• Objective: Rewrite the data below, replacing each "close-tab-icon" with "tab-close-button" and leaving everything else unchanged.

• Data extract:

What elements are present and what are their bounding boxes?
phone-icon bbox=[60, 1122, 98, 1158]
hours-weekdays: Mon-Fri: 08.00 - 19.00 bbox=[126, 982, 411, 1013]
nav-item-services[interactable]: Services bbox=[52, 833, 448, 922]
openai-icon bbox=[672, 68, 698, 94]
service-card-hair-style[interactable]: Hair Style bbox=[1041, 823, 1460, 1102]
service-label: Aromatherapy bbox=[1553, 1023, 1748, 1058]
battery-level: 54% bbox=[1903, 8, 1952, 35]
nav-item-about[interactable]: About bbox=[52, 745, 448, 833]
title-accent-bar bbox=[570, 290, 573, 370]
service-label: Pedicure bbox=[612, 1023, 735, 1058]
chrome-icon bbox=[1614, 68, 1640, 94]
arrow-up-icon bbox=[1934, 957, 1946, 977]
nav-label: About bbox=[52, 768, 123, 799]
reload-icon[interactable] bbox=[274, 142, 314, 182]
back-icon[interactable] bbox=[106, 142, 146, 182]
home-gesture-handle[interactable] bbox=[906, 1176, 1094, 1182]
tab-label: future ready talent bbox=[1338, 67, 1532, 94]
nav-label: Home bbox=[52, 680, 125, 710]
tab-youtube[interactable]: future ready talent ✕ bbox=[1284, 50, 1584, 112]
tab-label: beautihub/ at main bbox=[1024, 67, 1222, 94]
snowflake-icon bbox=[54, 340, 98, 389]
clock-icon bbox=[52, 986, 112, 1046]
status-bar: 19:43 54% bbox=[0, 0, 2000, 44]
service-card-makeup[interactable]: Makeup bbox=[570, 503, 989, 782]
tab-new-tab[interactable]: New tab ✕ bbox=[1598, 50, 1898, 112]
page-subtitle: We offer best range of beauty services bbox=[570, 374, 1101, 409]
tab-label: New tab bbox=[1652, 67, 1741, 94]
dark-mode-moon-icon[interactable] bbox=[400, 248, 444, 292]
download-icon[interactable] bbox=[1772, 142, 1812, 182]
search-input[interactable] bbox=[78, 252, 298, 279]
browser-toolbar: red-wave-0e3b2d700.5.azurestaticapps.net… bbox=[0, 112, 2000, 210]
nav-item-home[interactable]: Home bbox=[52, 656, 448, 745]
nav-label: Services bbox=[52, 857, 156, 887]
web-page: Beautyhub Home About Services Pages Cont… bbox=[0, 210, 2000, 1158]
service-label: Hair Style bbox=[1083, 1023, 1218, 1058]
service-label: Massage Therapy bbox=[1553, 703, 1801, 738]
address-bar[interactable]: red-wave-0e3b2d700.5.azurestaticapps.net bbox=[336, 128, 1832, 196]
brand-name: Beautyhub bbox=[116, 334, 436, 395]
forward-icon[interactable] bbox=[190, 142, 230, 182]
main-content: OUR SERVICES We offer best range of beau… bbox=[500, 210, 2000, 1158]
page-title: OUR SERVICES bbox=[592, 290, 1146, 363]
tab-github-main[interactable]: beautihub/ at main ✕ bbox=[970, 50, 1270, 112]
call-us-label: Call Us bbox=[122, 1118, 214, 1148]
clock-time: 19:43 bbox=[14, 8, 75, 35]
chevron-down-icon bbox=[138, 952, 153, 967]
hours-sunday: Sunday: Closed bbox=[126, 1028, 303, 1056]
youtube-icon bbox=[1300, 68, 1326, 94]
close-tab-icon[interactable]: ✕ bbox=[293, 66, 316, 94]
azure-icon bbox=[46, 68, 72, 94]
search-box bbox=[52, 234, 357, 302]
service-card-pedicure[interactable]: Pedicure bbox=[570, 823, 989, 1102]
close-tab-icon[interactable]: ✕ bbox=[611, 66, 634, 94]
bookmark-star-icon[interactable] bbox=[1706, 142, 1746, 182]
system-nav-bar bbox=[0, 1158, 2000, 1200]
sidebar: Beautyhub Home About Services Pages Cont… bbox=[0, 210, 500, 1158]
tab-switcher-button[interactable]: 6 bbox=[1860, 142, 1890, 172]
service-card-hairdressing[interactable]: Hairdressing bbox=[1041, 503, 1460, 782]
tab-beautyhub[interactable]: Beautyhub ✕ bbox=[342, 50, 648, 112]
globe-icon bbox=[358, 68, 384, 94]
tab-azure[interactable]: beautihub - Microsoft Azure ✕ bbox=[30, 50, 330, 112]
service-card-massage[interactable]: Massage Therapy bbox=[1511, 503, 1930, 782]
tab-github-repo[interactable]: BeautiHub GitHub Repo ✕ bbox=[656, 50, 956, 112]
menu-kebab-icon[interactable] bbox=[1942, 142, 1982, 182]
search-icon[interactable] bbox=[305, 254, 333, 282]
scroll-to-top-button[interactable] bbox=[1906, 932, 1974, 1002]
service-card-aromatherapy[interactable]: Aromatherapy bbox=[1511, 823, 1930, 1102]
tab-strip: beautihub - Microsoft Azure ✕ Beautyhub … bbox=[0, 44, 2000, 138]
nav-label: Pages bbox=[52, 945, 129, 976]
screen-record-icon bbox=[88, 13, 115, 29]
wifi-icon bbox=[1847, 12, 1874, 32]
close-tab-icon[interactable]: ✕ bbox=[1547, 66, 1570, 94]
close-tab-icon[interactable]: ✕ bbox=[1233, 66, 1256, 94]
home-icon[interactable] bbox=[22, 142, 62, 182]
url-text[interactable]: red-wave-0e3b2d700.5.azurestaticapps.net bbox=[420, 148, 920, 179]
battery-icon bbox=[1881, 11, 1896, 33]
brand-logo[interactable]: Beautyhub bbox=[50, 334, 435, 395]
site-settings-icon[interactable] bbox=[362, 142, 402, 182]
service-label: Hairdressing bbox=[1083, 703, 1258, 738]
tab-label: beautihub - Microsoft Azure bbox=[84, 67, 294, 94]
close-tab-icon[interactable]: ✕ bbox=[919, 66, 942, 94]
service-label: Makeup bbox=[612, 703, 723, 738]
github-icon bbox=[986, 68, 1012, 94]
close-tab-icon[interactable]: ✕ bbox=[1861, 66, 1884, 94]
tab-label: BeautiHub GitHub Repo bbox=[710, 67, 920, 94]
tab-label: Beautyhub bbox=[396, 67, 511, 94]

• Response to the task:
What elements are present and what are their bounding boxes?
phone-icon bbox=[60, 1122, 98, 1158]
hours-weekdays: Mon-Fri: 08.00 - 19.00 bbox=[126, 982, 411, 1013]
nav-item-services[interactable]: Services bbox=[52, 833, 448, 922]
openai-icon bbox=[672, 68, 698, 94]
service-card-hair-style[interactable]: Hair Style bbox=[1041, 823, 1460, 1102]
service-label: Aromatherapy bbox=[1553, 1023, 1748, 1058]
battery-level: 54% bbox=[1903, 8, 1952, 35]
nav-item-about[interactable]: About bbox=[52, 745, 448, 833]
title-accent-bar bbox=[570, 290, 573, 370]
service-label: Pedicure bbox=[612, 1023, 735, 1058]
chrome-icon bbox=[1614, 68, 1640, 94]
arrow-up-icon bbox=[1934, 957, 1946, 977]
nav-label: About bbox=[52, 768, 123, 799]
reload-icon[interactable] bbox=[274, 142, 314, 182]
back-icon[interactable] bbox=[106, 142, 146, 182]
home-gesture-handle[interactable] bbox=[906, 1176, 1094, 1182]
tab-label: future ready talent bbox=[1338, 67, 1532, 94]
nav-label: Home bbox=[52, 680, 125, 710]
tab-youtube[interactable]: future ready talent ✕ bbox=[1284, 50, 1584, 112]
tab-label: beautihub/ at main bbox=[1024, 67, 1222, 94]
snowflake-icon bbox=[54, 340, 98, 389]
clock-icon bbox=[52, 986, 112, 1046]
status-bar: 19:43 54% bbox=[0, 0, 2000, 44]
service-card-makeup[interactable]: Makeup bbox=[570, 503, 989, 782]
tab-new-tab[interactable]: New tab ✕ bbox=[1598, 50, 1898, 112]
page-subtitle: We offer best range of beauty services bbox=[570, 374, 1101, 409]
tab-label: New tab bbox=[1652, 67, 1741, 94]
dark-mode-moon-icon[interactable] bbox=[400, 248, 444, 292]
download-icon[interactable] bbox=[1772, 142, 1812, 182]
search-input[interactable] bbox=[78, 252, 298, 279]
browser-toolbar: red-wave-0e3b2d700.5.azurestaticapps.net… bbox=[0, 112, 2000, 210]
nav-item-home[interactable]: Home bbox=[52, 656, 448, 745]
nav-label: Services bbox=[52, 857, 156, 887]
web-page: Beautyhub Home About Services Pages Cont… bbox=[0, 210, 2000, 1158]
service-label: Hair Style bbox=[1083, 1023, 1218, 1058]
service-label: Massage Therapy bbox=[1553, 703, 1801, 738]
address-bar[interactable]: red-wave-0e3b2d700.5.azurestaticapps.net bbox=[336, 128, 1832, 196]
brand-name: Beautyhub bbox=[116, 334, 436, 395]
forward-icon[interactable] bbox=[190, 142, 230, 182]
main-content: OUR SERVICES We offer best range of beau… bbox=[500, 210, 2000, 1158]
page-title: OUR SERVICES bbox=[592, 290, 1146, 363]
tab-github-main[interactable]: beautihub/ at main ✕ bbox=[970, 50, 1270, 112]
call-us-label: Call Us bbox=[122, 1118, 214, 1148]
clock-time: 19:43 bbox=[14, 8, 75, 35]
chevron-down-icon bbox=[138, 952, 153, 967]
hours-sunday: Sunday: Closed bbox=[126, 1028, 303, 1056]
youtube-icon bbox=[1300, 68, 1326, 94]
tab-close-button[interactable]: ✕ bbox=[293, 66, 316, 94]
azure-icon bbox=[46, 68, 72, 94]
search-box bbox=[52, 234, 357, 302]
service-card-pedicure[interactable]: Pedicure bbox=[570, 823, 989, 1102]
tab-close-button[interactable]: ✕ bbox=[611, 66, 634, 94]
bookmark-star-icon[interactable] bbox=[1706, 142, 1746, 182]
system-nav-bar bbox=[0, 1158, 2000, 1200]
sidebar: Beautyhub Home About Services Pages Cont… bbox=[0, 210, 500, 1158]
tab-switcher-button[interactable]: 6 bbox=[1860, 142, 1890, 172]
service-card-hairdressing[interactable]: Hairdressing bbox=[1041, 503, 1460, 782]
tab-beautyhub[interactable]: Beautyhub ✕ bbox=[342, 50, 648, 112]
globe-icon bbox=[358, 68, 384, 94]
tab-azure[interactable]: beautihub - Microsoft Azure ✕ bbox=[30, 50, 330, 112]
service-card-massage[interactable]: Massage Therapy bbox=[1511, 503, 1930, 782]
tab-github-repo[interactable]: BeautiHub GitHub Repo ✕ bbox=[656, 50, 956, 112]
menu-kebab-icon[interactable] bbox=[1942, 142, 1982, 182]
search-icon[interactable] bbox=[305, 254, 333, 282]
scroll-to-top-button[interactable] bbox=[1906, 932, 1974, 1002]
service-card-aromatherapy[interactable]: Aromatherapy bbox=[1511, 823, 1930, 1102]
tab-strip: beautihub - Microsoft Azure ✕ Beautyhub … bbox=[0, 44, 2000, 138]
nav-label: Pages bbox=[52, 945, 129, 976]
screen-record-icon bbox=[88, 13, 115, 29]
wifi-icon bbox=[1847, 12, 1874, 32]
tab-close-button[interactable]: ✕ bbox=[1547, 66, 1570, 94]
tab-close-button[interactable]: ✕ bbox=[1233, 66, 1256, 94]
home-icon[interactable] bbox=[22, 142, 62, 182]
url-text[interactable]: red-wave-0e3b2d700.5.azurestaticapps.net bbox=[420, 148, 920, 179]
battery-icon bbox=[1881, 11, 1896, 33]
brand-logo[interactable]: Beautyhub bbox=[50, 334, 435, 395]
site-settings-icon[interactable] bbox=[362, 142, 402, 182]
service-label: Hairdressing bbox=[1083, 703, 1258, 738]
tab-label: beautihub - Microsoft Azure bbox=[84, 67, 294, 94]
tab-close-button[interactable]: ✕ bbox=[919, 66, 942, 94]
service-label: Makeup bbox=[612, 703, 723, 738]
github-icon bbox=[986, 68, 1012, 94]
tab-close-button[interactable]: ✕ bbox=[1861, 66, 1884, 94]
tab-label: BeautiHub GitHub Repo bbox=[710, 67, 920, 94]
tab-label: Beautyhub bbox=[396, 67, 511, 94]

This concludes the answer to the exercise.